[[ Exercise passage open ]]

In production, the scheduler usually runs in its own process and workers run in separate processes. The scheduler only enqueues; workers execute the scheduled tasks.

Add a ScheduleConfig to your AppConfig:

use horsies::{
AppConfig, ScheduleConfig, TaskSchedule,
SchedulePattern, DailySchedule,
};
use chrono::NaiveTime;
let config = AppConfig {
schedule: Some(ScheduleConfig::new(vec![
TaskSchedule::new(
"daily-cleanup",
"cleanup_old_data",
SchedulePattern::Daily(DailySchedule {
time: NaiveTime::from_hms_opt(3, 0, 0).unwrap(),
}),
),
])),
..AppConfig::for_database_url("postgresql://...")
};
app.run_scheduler().await?;

Run separately from workers. One scheduler per cluster is sufficient in normal deployments. Multiple schedulers can coexist safely because the scheduler loop serializes work with a PostgreSQL advisory lock. The startup path connects to PostgreSQL and ensures the Horsies schema before the scheduler loop begins.

For manual control over the scheduler lifecycle:

use horsies::spawn_scheduler;
use tokio_util::sync::CancellationToken;
let cancel = CancellationToken::new();
let handle = spawn_scheduler(broker, schedule_config, app_config, cancel.clone());
// Later, to stop:
cancel.cancel();
handle.await?;

If you construct the broker yourself instead of taking it from app.get_broker().await?, ensure the schema first:

broker.ensure_schema_initialized().await?;

On startup, the scheduler:

  1. validates the configured schedules
  2. connects to PostgreSQL
  3. ensures the Horsies schema exists
  4. initializes or refreshes rows in horsies_schedule_state

On each tick, it:

  1. acquires a PostgreSQL advisory lock
  2. checks which schedules are due
  3. enqueues deterministic task IDs for those runs
  4. updates horsies_schedule_state

That advisory lock is why multiple scheduler instances do not double-enqueue the same run.

Each schedule has a unique name used for state tracking:

TaskSchedule::new(
"daily-report", // Must be unique
"generate_report",
SchedulePattern::Daily(DailySchedule {
time: NaiveTime::from_hms_opt(9, 0, 0).unwrap(),
}),
)

[[ Exercise passage closed ]]

* Exercise instructions
Copy the portion of the Horsies scheduler documentation between "1. validates the" and "the same run.", inclusive, character for character.

[[ Given data open ]]

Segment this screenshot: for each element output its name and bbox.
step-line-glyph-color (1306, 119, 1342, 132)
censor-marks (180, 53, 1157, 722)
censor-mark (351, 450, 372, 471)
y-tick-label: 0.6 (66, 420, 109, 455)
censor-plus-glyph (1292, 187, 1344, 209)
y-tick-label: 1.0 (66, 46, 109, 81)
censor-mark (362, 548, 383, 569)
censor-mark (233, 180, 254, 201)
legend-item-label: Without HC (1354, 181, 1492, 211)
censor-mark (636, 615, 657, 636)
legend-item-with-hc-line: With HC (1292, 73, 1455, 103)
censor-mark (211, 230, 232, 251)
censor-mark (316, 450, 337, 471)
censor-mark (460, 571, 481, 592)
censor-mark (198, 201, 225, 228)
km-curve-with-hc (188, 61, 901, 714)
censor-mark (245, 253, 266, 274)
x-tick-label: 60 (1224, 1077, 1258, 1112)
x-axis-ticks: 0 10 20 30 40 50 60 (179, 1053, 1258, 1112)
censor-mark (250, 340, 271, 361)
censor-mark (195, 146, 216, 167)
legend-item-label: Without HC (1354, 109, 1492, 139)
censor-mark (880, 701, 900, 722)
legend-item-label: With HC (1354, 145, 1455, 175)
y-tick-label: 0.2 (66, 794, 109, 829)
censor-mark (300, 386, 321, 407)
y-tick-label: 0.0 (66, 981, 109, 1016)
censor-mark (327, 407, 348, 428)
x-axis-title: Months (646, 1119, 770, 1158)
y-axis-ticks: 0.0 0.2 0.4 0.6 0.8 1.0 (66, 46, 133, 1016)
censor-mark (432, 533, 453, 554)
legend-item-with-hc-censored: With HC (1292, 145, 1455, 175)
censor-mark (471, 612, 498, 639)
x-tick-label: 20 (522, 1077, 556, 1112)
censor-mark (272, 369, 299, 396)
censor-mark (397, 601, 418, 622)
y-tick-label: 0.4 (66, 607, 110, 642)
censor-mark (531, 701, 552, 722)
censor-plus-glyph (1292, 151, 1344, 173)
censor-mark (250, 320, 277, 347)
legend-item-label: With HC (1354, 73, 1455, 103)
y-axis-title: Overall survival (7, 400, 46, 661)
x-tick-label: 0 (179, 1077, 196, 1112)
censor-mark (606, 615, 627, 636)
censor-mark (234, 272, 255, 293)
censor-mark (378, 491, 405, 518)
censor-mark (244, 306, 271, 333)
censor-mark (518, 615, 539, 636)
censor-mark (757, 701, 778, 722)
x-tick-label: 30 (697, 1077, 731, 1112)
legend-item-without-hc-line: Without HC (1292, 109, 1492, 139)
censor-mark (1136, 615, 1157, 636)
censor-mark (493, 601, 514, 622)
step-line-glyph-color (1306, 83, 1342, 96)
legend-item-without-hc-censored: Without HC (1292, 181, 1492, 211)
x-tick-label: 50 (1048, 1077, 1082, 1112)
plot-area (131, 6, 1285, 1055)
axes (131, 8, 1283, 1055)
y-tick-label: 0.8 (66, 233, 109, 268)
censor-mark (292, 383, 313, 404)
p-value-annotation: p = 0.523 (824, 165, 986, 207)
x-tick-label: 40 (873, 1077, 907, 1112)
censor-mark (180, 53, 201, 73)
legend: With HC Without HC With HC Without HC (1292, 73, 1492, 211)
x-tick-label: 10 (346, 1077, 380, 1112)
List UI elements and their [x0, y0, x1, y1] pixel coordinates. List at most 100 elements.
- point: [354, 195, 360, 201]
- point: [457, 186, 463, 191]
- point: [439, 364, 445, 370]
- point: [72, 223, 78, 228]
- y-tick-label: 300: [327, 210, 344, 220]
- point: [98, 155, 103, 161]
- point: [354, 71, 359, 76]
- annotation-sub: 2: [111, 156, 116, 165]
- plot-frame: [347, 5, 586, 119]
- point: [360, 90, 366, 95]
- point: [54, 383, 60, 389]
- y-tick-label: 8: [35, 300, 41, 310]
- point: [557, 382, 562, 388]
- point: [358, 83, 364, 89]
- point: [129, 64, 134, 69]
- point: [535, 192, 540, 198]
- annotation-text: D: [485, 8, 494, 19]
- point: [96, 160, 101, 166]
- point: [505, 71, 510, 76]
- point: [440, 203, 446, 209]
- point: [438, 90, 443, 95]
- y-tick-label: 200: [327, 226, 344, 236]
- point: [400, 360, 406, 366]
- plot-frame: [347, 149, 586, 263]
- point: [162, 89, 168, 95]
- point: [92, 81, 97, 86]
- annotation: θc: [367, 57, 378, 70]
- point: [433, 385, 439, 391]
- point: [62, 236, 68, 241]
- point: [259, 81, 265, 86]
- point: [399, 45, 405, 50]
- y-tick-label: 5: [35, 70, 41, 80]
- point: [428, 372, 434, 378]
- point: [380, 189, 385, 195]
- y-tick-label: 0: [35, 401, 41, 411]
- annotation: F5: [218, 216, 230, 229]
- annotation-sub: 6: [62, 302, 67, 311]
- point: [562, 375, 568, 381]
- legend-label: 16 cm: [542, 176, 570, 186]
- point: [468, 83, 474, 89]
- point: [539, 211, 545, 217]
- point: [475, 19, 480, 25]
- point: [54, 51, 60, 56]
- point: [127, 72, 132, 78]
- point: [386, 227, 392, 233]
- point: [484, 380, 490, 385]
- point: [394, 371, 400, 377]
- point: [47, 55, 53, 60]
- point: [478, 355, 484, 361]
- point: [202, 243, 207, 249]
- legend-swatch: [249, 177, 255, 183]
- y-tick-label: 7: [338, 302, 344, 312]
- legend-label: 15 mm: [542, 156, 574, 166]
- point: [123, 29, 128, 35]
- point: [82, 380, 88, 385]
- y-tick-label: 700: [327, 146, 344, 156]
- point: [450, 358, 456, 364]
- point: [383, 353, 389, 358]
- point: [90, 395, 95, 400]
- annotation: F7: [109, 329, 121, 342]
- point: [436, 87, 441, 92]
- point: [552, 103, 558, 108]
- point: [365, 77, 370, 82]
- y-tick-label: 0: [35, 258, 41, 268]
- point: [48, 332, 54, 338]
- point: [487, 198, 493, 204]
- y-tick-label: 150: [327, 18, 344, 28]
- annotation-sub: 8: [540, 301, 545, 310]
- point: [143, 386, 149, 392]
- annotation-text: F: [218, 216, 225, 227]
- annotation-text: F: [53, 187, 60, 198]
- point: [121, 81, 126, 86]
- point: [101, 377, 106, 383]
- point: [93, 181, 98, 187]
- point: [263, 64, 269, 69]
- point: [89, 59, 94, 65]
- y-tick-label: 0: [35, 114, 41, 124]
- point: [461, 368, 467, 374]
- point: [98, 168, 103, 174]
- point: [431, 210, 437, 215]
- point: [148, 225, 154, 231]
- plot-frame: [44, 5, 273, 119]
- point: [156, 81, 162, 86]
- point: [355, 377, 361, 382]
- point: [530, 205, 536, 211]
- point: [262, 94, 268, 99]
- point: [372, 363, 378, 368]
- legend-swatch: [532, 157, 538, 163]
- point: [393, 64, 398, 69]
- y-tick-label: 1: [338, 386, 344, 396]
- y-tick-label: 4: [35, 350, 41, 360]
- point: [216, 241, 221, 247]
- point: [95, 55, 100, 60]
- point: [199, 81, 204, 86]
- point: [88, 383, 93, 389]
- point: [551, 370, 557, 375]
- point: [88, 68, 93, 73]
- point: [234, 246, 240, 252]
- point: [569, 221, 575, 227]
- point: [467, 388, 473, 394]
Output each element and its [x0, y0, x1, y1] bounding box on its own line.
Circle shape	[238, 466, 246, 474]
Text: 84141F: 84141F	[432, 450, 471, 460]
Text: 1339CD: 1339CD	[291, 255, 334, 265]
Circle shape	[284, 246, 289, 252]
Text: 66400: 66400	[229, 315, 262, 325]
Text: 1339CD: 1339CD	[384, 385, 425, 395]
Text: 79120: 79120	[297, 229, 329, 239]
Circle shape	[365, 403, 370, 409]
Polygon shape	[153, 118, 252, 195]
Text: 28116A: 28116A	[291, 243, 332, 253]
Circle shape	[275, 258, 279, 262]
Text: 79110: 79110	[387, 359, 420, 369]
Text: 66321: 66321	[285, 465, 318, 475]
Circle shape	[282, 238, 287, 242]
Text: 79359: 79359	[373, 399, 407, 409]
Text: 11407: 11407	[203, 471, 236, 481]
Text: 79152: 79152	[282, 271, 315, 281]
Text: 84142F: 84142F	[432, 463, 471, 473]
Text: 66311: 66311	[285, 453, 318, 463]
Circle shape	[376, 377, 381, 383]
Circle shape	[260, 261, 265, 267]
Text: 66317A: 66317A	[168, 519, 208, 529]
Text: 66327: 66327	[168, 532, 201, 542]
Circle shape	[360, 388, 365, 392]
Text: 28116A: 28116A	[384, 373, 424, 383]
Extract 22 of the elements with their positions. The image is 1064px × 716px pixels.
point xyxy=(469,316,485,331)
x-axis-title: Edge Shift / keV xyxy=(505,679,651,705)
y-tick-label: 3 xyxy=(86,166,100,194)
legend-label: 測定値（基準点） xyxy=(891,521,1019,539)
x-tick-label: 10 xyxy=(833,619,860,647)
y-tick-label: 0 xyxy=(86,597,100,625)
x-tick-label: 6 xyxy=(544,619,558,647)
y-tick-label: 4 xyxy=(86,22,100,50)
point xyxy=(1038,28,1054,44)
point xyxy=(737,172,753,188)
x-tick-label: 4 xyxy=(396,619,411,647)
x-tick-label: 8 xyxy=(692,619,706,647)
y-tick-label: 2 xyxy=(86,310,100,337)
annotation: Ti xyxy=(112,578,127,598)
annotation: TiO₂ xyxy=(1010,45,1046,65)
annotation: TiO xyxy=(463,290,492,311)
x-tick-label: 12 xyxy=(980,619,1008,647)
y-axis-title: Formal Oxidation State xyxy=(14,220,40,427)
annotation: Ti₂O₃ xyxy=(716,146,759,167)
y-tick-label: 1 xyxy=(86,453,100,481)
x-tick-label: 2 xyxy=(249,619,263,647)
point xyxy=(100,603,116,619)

[[ Given data closed ]]

* Exercise output
1. validates the configured schedules
  2. connects to PostgreSQL
  3. ensures the Horsies schema exists
  4. initializes or refreshes rows in horsies_schedule_state

On each tick, it:

  1. acquires a PostgreSQL advisory lock
  2. checks which schedules are due
  3. enqueues deterministic task IDs for those runs
  4. updates horsies_schedule_state

That advisory lock is why multiple scheduler instances do not double-enqueue the same run.